» **Stated goal**:
Repeat all the records exactly, omitting pictures.

☆ ☆ ☆

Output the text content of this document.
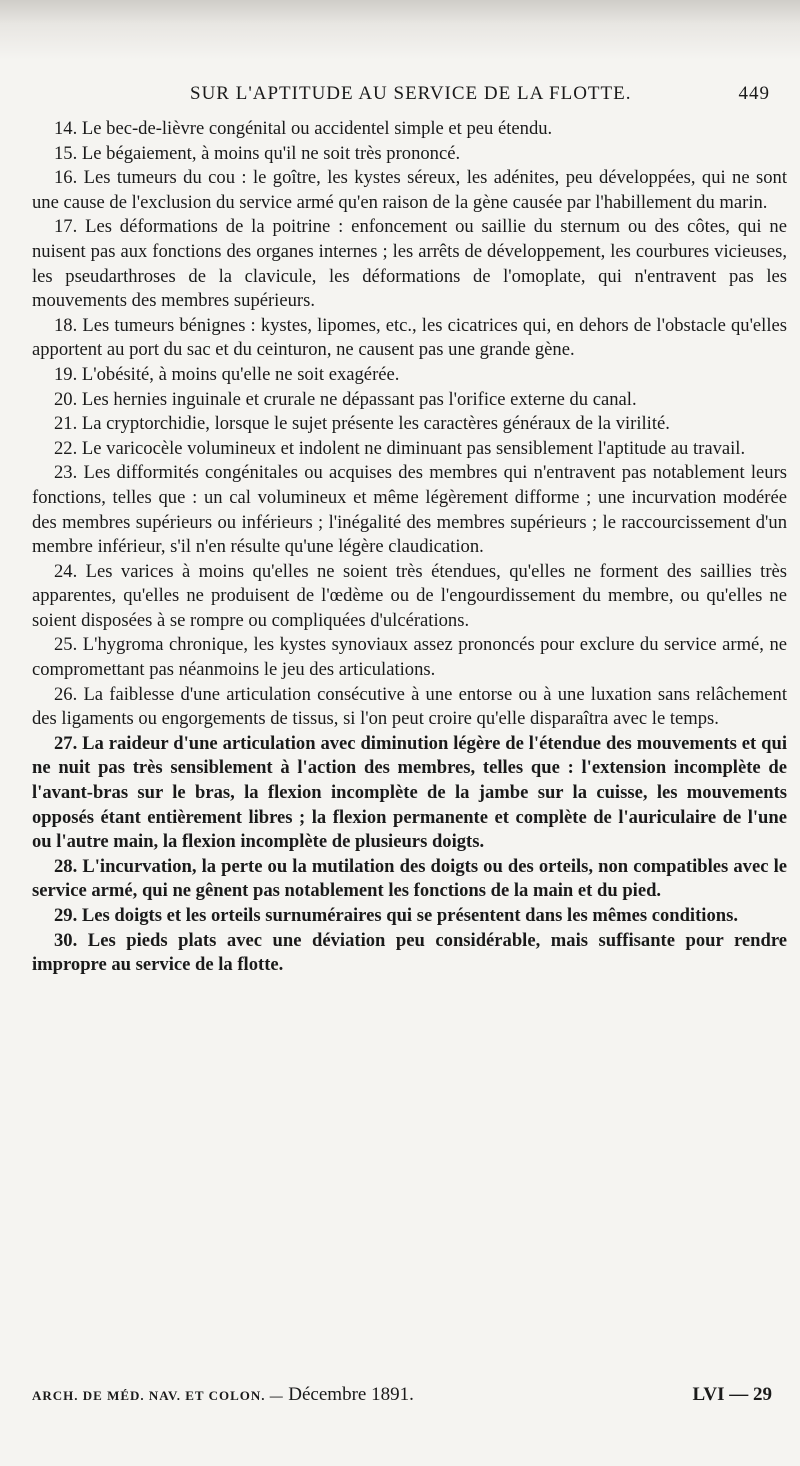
SUR L'APTITUDE AU SERVICE DE LA FLOTTE.	449

14. Le bec-de-lièvre congénital ou accidentel simple et peu étendu.

15. Le bégaiement, à moins qu'il ne soit très prononcé.

16. Les tumeurs du cou : le goître, les kystes séreux, les adénites, peu développées, qui ne sont une cause de l'exclusion du service armé qu'en raison de la gène causée par l'habillement du marin.

17. Les déformations de la poitrine : enfoncement ou saillie du sternum ou des côtes, qui ne nuisent pas aux fonctions des organes internes ; les arrêts de développement, les courbures vicieuses, les pseudarthroses de la clavicule, les déformations de l'omoplate, qui n'entravent pas les mouvements des membres supérieurs.

18. Les tumeurs bénignes : kystes, lipomes, etc., les cicatrices qui, en dehors de l'obstacle qu'elles apportent au port du sac et du ceinturon, ne causent pas une grande gène.

19. L'obésité, à moins qu'elle ne soit exagérée.

20. Les hernies inguinale et crurale ne dépassant pas l'orifice externe du canal.

21. La cryptorchidie, lorsque le sujet présente les caractères généraux de la virilité.

22. Le varicocèle volumineux et indolent ne diminuant pas sensiblement l'aptitude au travail.

23. Les difformités congénitales ou acquises des membres qui n'entravent pas notablement leurs fonctions, telles que : un cal volumineux et même légèrement difforme ; une incurvation modérée des membres supérieurs ou inférieurs ; l'inégalité des membres supérieurs ; le raccourcissement d'un membre inférieur, s'il n'en résulte qu'une légère claudication.

24. Les varices à moins qu'elles ne soient très étendues, qu'elles ne forment des saillies très apparentes, qu'elles ne produisent de l'œdème ou de l'engourdissement du membre, ou qu'elles ne soient disposées à se rompre ou compliquées d'ulcérations.

25. L'hygroma chronique, les kystes synoviaux assez prononcés pour exclure du service armé, ne compromettant pas néanmoins le jeu des articulations.

26. La faiblesse d'une articulation consécutive à une entorse ou à une luxation sans relâchement des ligaments ou engorgements de tissus, si l'on peut croire qu'elle disparaîtra avec le temps.

27. La raideur d'une articulation avec diminution légère de l'étendue des mouvements et qui ne nuit pas très sensiblement à l'action des membres, telles que : l'extension incomplète de l'avant-bras sur le bras, la flexion incomplète de la jambe sur la cuisse, les mouvements opposés étant entièrement libres ; la flexion permanente et complète de l'auriculaire de l'une ou l'autre main, la flexion incomplète de plusieurs doigts.

28. L'incurvation, la perte ou la mutilation des doigts ou des orteils, non compatibles avec le service armé, qui ne gênent pas notablement les fonctions de la main et du pied.

29. Les doigts et les orteils surnuméraires qui se présentent dans les mêmes conditions.

30. Les pieds plats avec une déviation peu considérable, mais suffisante pour rendre impropre au service de la flotte.

ARCH. DE MÉD. NAV. ET COLON. — Décembre 1891.	LVI — 29
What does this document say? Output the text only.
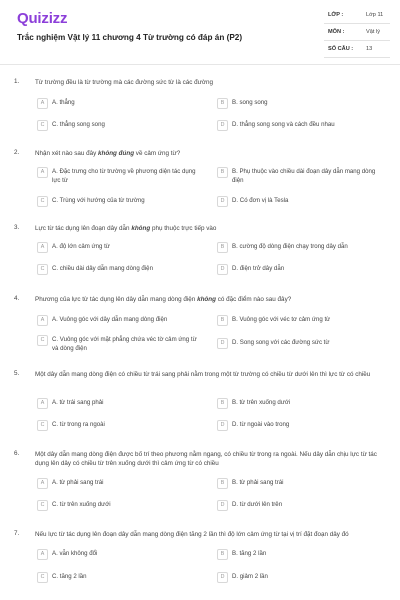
Quizizz
Trắc nghiệm Vật lý 11 chương 4 Từ trường có đáp án (P2)
LỚP :	Lớp 11
MÔN :	Vật lý
SỐ CÂU : 13
1. Từ trường đều là từ trường mà các đường sức từ là các đường
A	A. thẳng	B	B. song song
C	C. thẳng song song	D	D. thẳng song song và cách đều nhau
2. Nhận xét nào sau đây không đúng về cảm ứng từ?
A	A. Đặc trưng cho từ trường về phương diện tác dụng lực từ
B	B. Phụ thuộc vào chiều dài đoạn dây dẫn mang dòng điện
C	C. Trùng với hướng của từ trường	D	D. Có đơn vị là Tesla
3. Lực từ tác dụng lên đoạn dây dẫn không phụ thuộc trực tiếp vào
A	A. độ lớn cảm ứng từ	B	B. cường độ dòng điện chạy trong dây dẫn
C	C. chiều dài dây dẫn mang dòng điện	D	D. điện trở dây dẫn
4. Phương của lực từ tác dụng lên dây dẫn mang dòng điện không có đặc điểm nào sau đây?
A	A. Vuông góc với dây dẫn mang dòng điện	B	B. Vuông góc với véc tơ cảm ứng từ
C	C. Vuông góc với mặt phẳng chứa véc tờ cảm ứng từ và dòng điện
D	D. Song song với các đường sức từ
5. Một dây dẫn mang dòng điện có chiều từ trái sang phải nằm trong một từ trường có chiều từ dưới lên thì lực từ có chiều
A	A. từ trái sang phải	B	B. từ trên xuống dưới
C	C. từ trong ra ngoài	D	D. từ ngoài vào trong
6. Một dây dẫn mang dòng điện được bố trí theo phương nằm ngang, có chiều từ trong ra ngoài. Nếu dây dẫn chịu lực từ tác dụng lên dây có chiều từ trên xuống dưới thì cảm ứng từ có chiều
A	A. từ phải sang trái	B	B. từ phải sang trái
C	C. từ trên xuống dưới	D	D. từ dưới lên trên
7. Nếu lực từ tác dụng lên đoạn dây dẫn mang dòng điện tăng 2 lần thì độ lớn cảm ứng từ tại vị trí đặt đoạn dây đó
A	A. vẫn không đổi	B	B. tăng 2 lần
C	C. tăng 2 lần	D	D. giảm 2 lần
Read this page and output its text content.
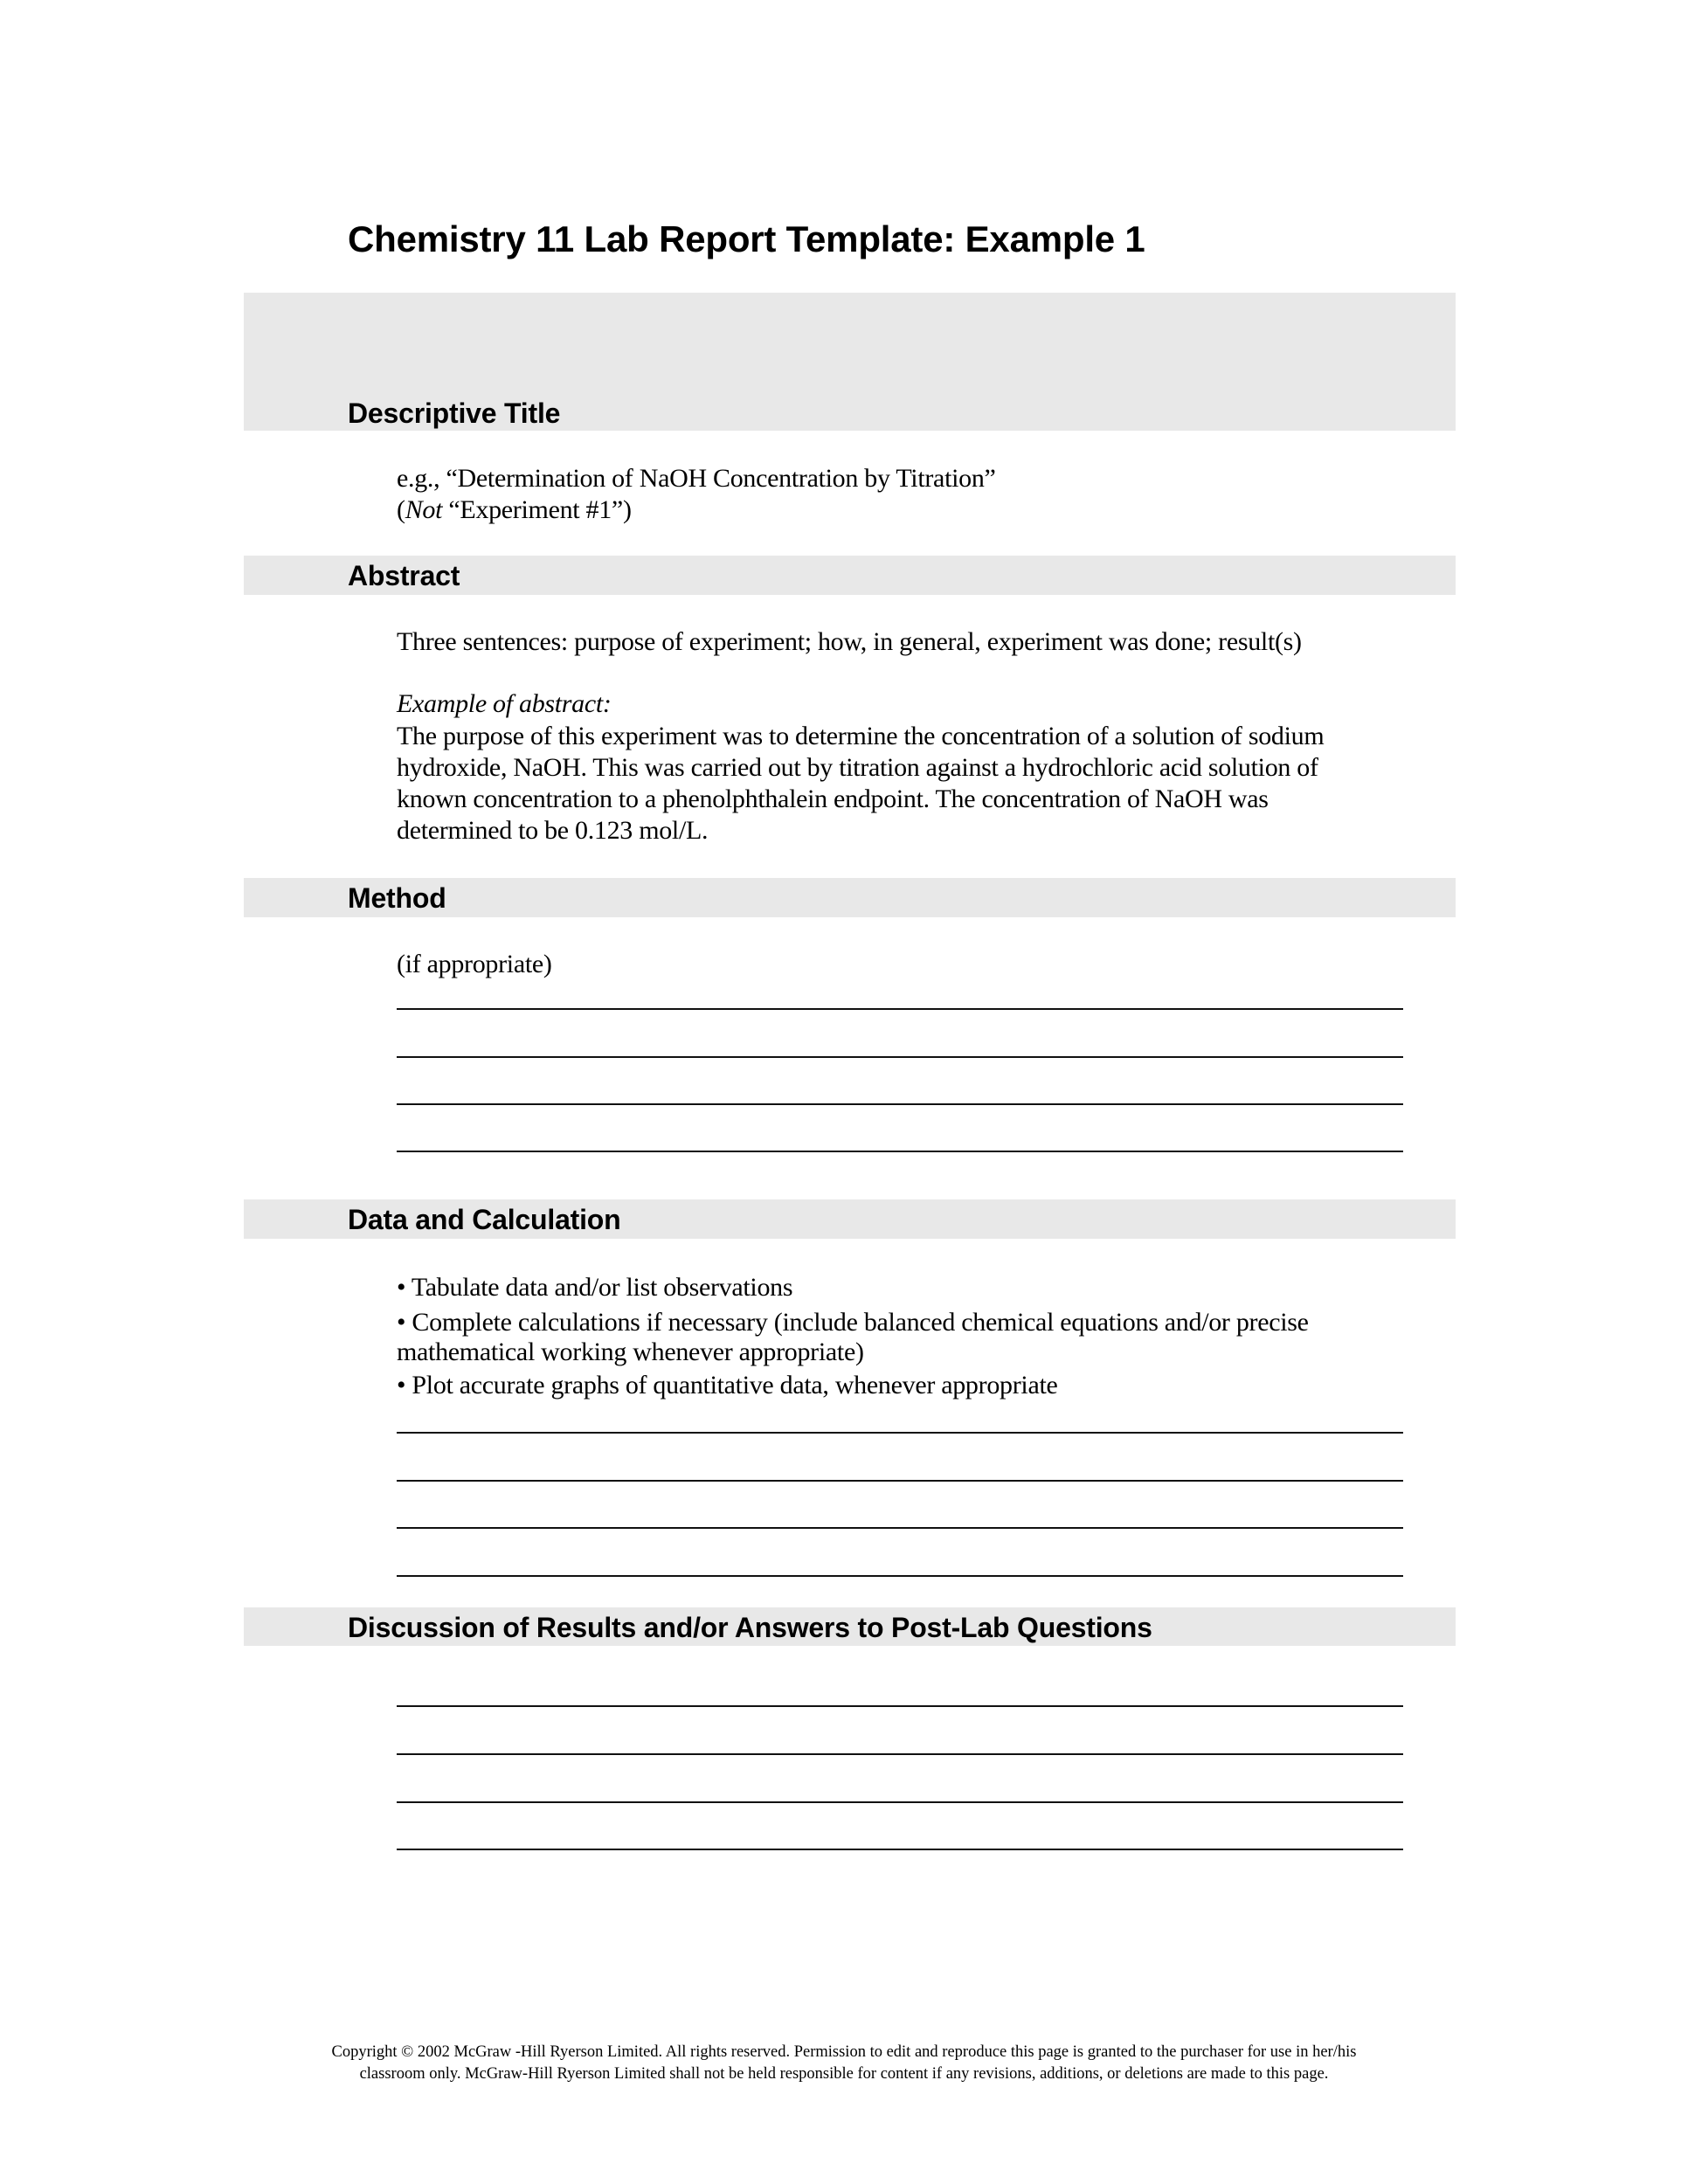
Chemistry 11 Lab Report Template: Example 1
Descriptive Title
e.g., “Determination of NaOH Concentration by Titration”
(Not “Experiment #1”)
Abstract
Three sentences: purpose of experiment; how, in general, experiment was done; result(s)
Example of abstract:
The purpose of this experiment was to determine the concentration of a solution of sodium
hydroxide, NaOH. This was carried out by titration against a hydrochloric acid solution of
known concentration to a phenolphthalein endpoint. The concentration of NaOH was
determined to be 0.123 mol/L.
Method
(if appropriate)
Data and Calculation
• Tabulate data and/or list observations
• Complete calculations if necessary (include balanced chemical equations and/or precise
mathematical working whenever appropriate)
• Plot accurate graphs of quantitative data, whenever appropriate
Discussion of Results and/or Answers to Post-Lab Questions
Copyright © 2002 McGraw -Hill Ryerson Limited. All rights reserved. Permission to edit and reproduce this page is granted to the purchaser for use in her/his
classroom only. McGraw-Hill Ryerson Limited shall not be held responsible for content if any revisions, additions, or deletions are made to this page.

☆ ☆ ☆

» **Task output**:
Output the text content of this document.
SUR L'APTITUDE AU SERVICE DE LA FLOTTE.	449

14. Le bec-de-lièvre congénital ou accidentel simple et peu étendu.

15. Le bégaiement, à moins qu'il ne soit très prononcé.

16. Les tumeurs du cou : le goître, les kystes séreux, les adénites, peu développées, qui ne sont une cause de l'exclusion du service armé qu'en raison de la gène causée par l'habillement du marin.

17. Les déformations de la poitrine : enfoncement ou saillie du sternum ou des côtes, qui ne nuisent pas aux fonctions des organes internes ; les arrêts de développement, les courbures vicieuses, les pseudarthroses de la clavicule, les déformations de l'omoplate, qui n'entravent pas les mouvements des membres supérieurs.

18. Les tumeurs bénignes : kystes, lipomes, etc., les cicatrices qui, en dehors de l'obstacle qu'elles apportent au port du sac et du ceinturon, ne causent pas une grande gène.

19. L'obésité, à moins qu'elle ne soit exagérée.

20. Les hernies inguinale et crurale ne dépassant pas l'orifice externe du canal.

21. La cryptorchidie, lorsque le sujet présente les caractères généraux de la virilité.

22. Le varicocèle volumineux et indolent ne diminuant pas sensiblement l'aptitude au travail.

23. Les difformités congénitales ou acquises des membres qui n'entravent pas notablement leurs fonctions, telles que : un cal volumineux et même légèrement difforme ; une incurvation modérée des membres supérieurs ou inférieurs ; l'inégalité des membres supérieurs ; le raccourcissement d'un membre inférieur, s'il n'en résulte qu'une légère claudication.

24. Les varices à moins qu'elles ne soient très étendues, qu'elles ne forment des saillies très apparentes, qu'elles ne produisent de l'œdème ou de l'engourdissement du membre, ou qu'elles ne soient disposées à se rompre ou compliquées d'ulcérations.

25. L'hygroma chronique, les kystes synoviaux assez prononcés pour exclure du service armé, ne compromettant pas néanmoins le jeu des articulations.

26. La faiblesse d'une articulation consécutive à une entorse ou à une luxation sans relâchement des ligaments ou engorgements de tissus, si l'on peut croire qu'elle disparaîtra avec le temps.

27. La raideur d'une articulation avec diminution légère de l'étendue des mouvements et qui ne nuit pas très sensiblement à l'action des membres, telles que : l'extension incomplète de l'avant-bras sur le bras, la flexion incomplète de la jambe sur la cuisse, les mouvements opposés étant entièrement libres ; la flexion permanente et complète de l'auriculaire de l'une ou l'autre main, la flexion incomplète de plusieurs doigts.

28. L'incurvation, la perte ou la mutilation des doigts ou des orteils, non compatibles avec le service armé, qui ne gênent pas notablement les fonctions de la main et du pied.

29. Les doigts et les orteils surnuméraires qui se présentent dans les mêmes conditions.

30. Les pieds plats avec une déviation peu considérable, mais suffisante pour rendre impropre au service de la flotte.

ARCH. DE MÉD. NAV. ET COLON. — Décembre 1891.	LVI — 29
What does this document say? Output the text only.
Quizizz
Trắc nghiệm Vật lý 11 chương 4 Từ trường có đáp án (P2)
LỚP :	Lớp 11
MÔN :	Vật lý
SỐ CÂU : 13
1. Từ trường đều là từ trường mà các đường sức từ là các đường
A	A. thẳng	B	B. song song
C	C. thẳng song song	D	D. thẳng song song và cách đều nhau
2. Nhận xét nào sau đây không đúng về cảm ứng từ?
A	A. Đặc trưng cho từ trường về phương diện tác dụng lực từ
B	B. Phụ thuộc vào chiều dài đoạn dây dẫn mang dòng điện
C	C. Trùng với hướng của từ trường	D	D. Có đơn vị là Tesla
3. Lực từ tác dụng lên đoạn dây dẫn không phụ thuộc trực tiếp vào
A	A. độ lớn cảm ứng từ	B	B. cường độ dòng điện chạy trong dây dẫn
C	C. chiều dài dây dẫn mang dòng điện	D	D. điện trở dây dẫn
4. Phương của lực từ tác dụng lên dây dẫn mang dòng điện không có đặc điểm nào sau đây?
A	A. Vuông góc với dây dẫn mang dòng điện	B	B. Vuông góc với véc tơ cảm ứng từ
C	C. Vuông góc với mặt phẳng chứa véc tờ cảm ứng từ và dòng điện
D	D. Song song với các đường sức từ
5. Một dây dẫn mang dòng điện có chiều từ trái sang phải nằm trong một từ trường có chiều từ dưới lên thì lực từ có chiều
A	A. từ trái sang phải	B	B. từ trên xuống dưới
C	C. từ trong ra ngoài	D	D. từ ngoài vào trong
6. Một dây dẫn mang dòng điện được bố trí theo phương nằm ngang, có chiều từ trong ra ngoài. Nếu dây dẫn chịu lực từ tác dụng lên dây có chiều từ trên xuống dưới thì cảm ứng từ có chiều
A	A. từ phải sang trái	B	B. từ phải sang trái
C	C. từ trên xuống dưới	D	D. từ dưới lên trên
7. Nếu lực từ tác dụng lên đoạn dây dẫn mang dòng điện tăng 2 lần thì độ lớn cảm ứng từ tại vị trí đặt đoạn dây đó
A	A. vẫn không đổi	B	B. tăng 2 lần
C	C. tăng 2 lần	D	D. giảm 2 lần
Read this page and output its text content.
Chemistry 11 Lab Report Template: Example 1
Descriptive Title
e.g., “Determination of NaOH Concentration by Titration”
(Not “Experiment #1”)
Abstract
Three sentences: purpose of experiment; how, in general, experiment was done; result(s)
Example of abstract:
The purpose of this experiment was to determine the concentration of a solution of sodium
hydroxide, NaOH. This was carried out by titration against a hydrochloric acid solution of
known concentration to a phenolphthalein endpoint. The concentration of NaOH was
determined to be 0.123 mol/L.
Method
(if appropriate)
Data and Calculation
• Tabulate data and/or list observations
• Complete calculations if necessary (include balanced chemical equations and/or precise
mathematical working whenever appropriate)
• Plot accurate graphs of quantitative data, whenever appropriate
Discussion of Results and/or Answers to Post-Lab Questions
Copyright © 2002 McGraw -Hill Ryerson Limited. All rights reserved. Permission to edit and reproduce this page is granted to the purchaser for use in her/his
classroom only. McGraw-Hill Ryerson Limited shall not be held responsible for content if any revisions, additions, or deletions are made to this page.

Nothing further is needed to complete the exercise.